▶ **Set problem**
Copy every line, leaving nothing out and adding nothing.

====

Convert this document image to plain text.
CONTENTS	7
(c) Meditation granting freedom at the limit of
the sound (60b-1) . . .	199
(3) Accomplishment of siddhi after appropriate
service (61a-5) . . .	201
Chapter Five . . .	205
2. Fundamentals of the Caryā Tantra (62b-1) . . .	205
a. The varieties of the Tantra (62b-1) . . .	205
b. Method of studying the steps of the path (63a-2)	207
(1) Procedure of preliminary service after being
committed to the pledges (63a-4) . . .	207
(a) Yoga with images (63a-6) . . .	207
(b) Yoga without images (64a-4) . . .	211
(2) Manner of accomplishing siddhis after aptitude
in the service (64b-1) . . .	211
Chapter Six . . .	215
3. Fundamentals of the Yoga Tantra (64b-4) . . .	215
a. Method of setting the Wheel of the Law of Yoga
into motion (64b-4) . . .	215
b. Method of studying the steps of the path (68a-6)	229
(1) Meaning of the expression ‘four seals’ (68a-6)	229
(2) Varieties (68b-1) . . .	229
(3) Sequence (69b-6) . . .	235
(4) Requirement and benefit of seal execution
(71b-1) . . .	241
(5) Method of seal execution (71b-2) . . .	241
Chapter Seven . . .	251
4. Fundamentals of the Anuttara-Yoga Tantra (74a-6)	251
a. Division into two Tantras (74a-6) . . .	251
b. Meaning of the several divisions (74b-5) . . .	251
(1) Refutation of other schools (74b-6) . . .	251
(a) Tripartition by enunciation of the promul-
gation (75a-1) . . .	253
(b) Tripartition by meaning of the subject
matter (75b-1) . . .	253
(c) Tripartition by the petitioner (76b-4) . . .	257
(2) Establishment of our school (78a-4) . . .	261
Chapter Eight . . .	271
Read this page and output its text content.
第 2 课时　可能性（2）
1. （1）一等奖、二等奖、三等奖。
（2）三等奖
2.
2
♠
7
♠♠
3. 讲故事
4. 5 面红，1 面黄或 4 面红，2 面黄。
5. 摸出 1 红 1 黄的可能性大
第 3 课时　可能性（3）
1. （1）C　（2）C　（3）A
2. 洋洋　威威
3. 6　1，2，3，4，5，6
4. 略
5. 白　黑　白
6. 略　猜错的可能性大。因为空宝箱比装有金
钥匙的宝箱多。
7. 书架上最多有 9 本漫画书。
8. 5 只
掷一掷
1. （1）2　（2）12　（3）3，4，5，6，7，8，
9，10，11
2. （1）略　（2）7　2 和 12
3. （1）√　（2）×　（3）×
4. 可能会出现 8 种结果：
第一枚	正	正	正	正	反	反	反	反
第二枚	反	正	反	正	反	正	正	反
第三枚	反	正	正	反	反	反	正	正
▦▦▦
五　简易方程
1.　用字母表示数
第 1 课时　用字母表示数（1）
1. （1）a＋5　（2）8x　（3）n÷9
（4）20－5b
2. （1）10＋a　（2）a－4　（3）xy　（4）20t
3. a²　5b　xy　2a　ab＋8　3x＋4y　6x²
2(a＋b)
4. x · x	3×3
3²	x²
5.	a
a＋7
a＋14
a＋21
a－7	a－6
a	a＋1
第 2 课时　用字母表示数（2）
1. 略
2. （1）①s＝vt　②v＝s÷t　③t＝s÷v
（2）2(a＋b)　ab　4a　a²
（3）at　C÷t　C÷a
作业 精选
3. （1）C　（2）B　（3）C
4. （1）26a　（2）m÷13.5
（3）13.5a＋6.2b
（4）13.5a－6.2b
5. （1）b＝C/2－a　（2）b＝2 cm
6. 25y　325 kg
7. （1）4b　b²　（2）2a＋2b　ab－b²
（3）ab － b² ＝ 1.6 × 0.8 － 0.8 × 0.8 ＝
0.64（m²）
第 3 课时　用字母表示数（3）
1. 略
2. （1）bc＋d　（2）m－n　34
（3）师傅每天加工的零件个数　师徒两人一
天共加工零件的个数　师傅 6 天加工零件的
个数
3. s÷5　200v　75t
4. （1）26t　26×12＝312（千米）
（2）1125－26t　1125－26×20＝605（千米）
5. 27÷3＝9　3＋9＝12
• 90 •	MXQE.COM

====

▶ **Complete output**
Convert this document image to plain text.
CONTENTS	7
(c) Meditation granting freedom at the limit of
the sound (60b-1) . . .	199
(3) Accomplishment of siddhi after appropriate
service (61a-5) . . .	201
Chapter Five . . .	205
2. Fundamentals of the Caryā Tantra (62b-1) . . .	205
a. The varieties of the Tantra (62b-1) . . .	205
b. Method of studying the steps of the path (63a-2)	207
(1) Procedure of preliminary service after being
committed to the pledges (63a-4) . . .	207
(a) Yoga with images (63a-6) . . .	207
(b) Yoga without images (64a-4) . . .	211
(2) Manner of accomplishing siddhis after aptitude
in the service (64b-1) . . .	211
Chapter Six . . .	215
3. Fundamentals of the Yoga Tantra (64b-4) . . .	215
a. Method of setting the Wheel of the Law of Yoga
into motion (64b-4) . . .	215
b. Method of studying the steps of the path (68a-6)	229
(1) Meaning of the expression ‘four seals’ (68a-6)	229
(2) Varieties (68b-1) . . .	229
(3) Sequence (69b-6) . . .	235
(4) Requirement and benefit of seal execution
(71b-1) . . .	241
(5) Method of seal execution (71b-2) . . .	241
Chapter Seven . . .	251
4. Fundamentals of the Anuttara-Yoga Tantra (74a-6)	251
a. Division into two Tantras (74a-6) . . .	251
b. Meaning of the several divisions (74b-5) . . .	251
(1) Refutation of other schools (74b-6) . . .	251
(a) Tripartition by enunciation of the promul-
gation (75a-1) . . .	253
(b) Tripartition by meaning of the subject
matter (75b-1) . . .	253
(c) Tripartition by the petitioner (76b-4) . . .	257
(2) Establishment of our school (78a-4) . . .	261
Chapter Eight . . .	271
Read this page and output its text content.
第 2 课时　可能性（2）
1. （1）一等奖、二等奖、三等奖。
（2）三等奖
2.
2
♠
7
♠♠
3. 讲故事
4. 5 面红，1 面黄或 4 面红，2 面黄。
5. 摸出 1 红 1 黄的可能性大
第 3 课时　可能性（3）
1. （1）C　（2）C　（3）A
2. 洋洋　威威
3. 6　1，2，3，4，5，6
4. 略
5. 白　黑　白
6. 略　猜错的可能性大。因为空宝箱比装有金
钥匙的宝箱多。
7. 书架上最多有 9 本漫画书。
8. 5 只
掷一掷
1. （1）2　（2）12　（3）3，4，5，6，7，8，
9，10，11
2. （1）略　（2）7　2 和 12
3. （1）√　（2）×　（3）×
4. 可能会出现 8 种结果：
第一枚	正	正	正	正	反	反	反	反
第二枚	反	正	反	正	反	正	正	反
第三枚	反	正	正	反	反	反	正	正
▦▦▦
五　简易方程
1.　用字母表示数
第 1 课时　用字母表示数（1）
1. （1）a＋5　（2）8x　（3）n÷9
（4）20－5b
2. （1）10＋a　（2）a－4　（3）xy　（4）20t
3. a²　5b　xy　2a　ab＋8　3x＋4y　6x²
2(a＋b)
4. x · x	3×3
3²	x²
5.	a
a＋7
a＋14
a＋21
a－7	a－6
a	a＋1
第 2 课时　用字母表示数（2）
1. 略
2. （1）①s＝vt　②v＝s÷t　③t＝s÷v
（2）2(a＋b)　ab　4a　a²
（3）at　C÷t　C÷a
作业 精选
3. （1）C　（2）B　（3）C
4. （1）26a　（2）m÷13.5
（3）13.5a＋6.2b
（4）13.5a－6.2b
5. （1）b＝C/2－a　（2）b＝2 cm
6. 25y　325 kg
7. （1）4b　b²　（2）2a＋2b　ab－b²
（3）ab － b² ＝ 1.6 × 0.8 － 0.8 × 0.8 ＝
0.64（m²）
第 3 课时　用字母表示数（3）
1. 略
2. （1）bc＋d　（2）m－n　34
（3）师傅每天加工的零件个数　师徒两人一
天共加工零件的个数　师傅 6 天加工零件的
个数
3. s÷5　200v　75t
4. （1）26t　26×12＝312（千米）
（2）1125－26t　1125－26×20＝605（千米）
5. 27÷3＝9　3＋9＝12
• 90 •	MXQE.COM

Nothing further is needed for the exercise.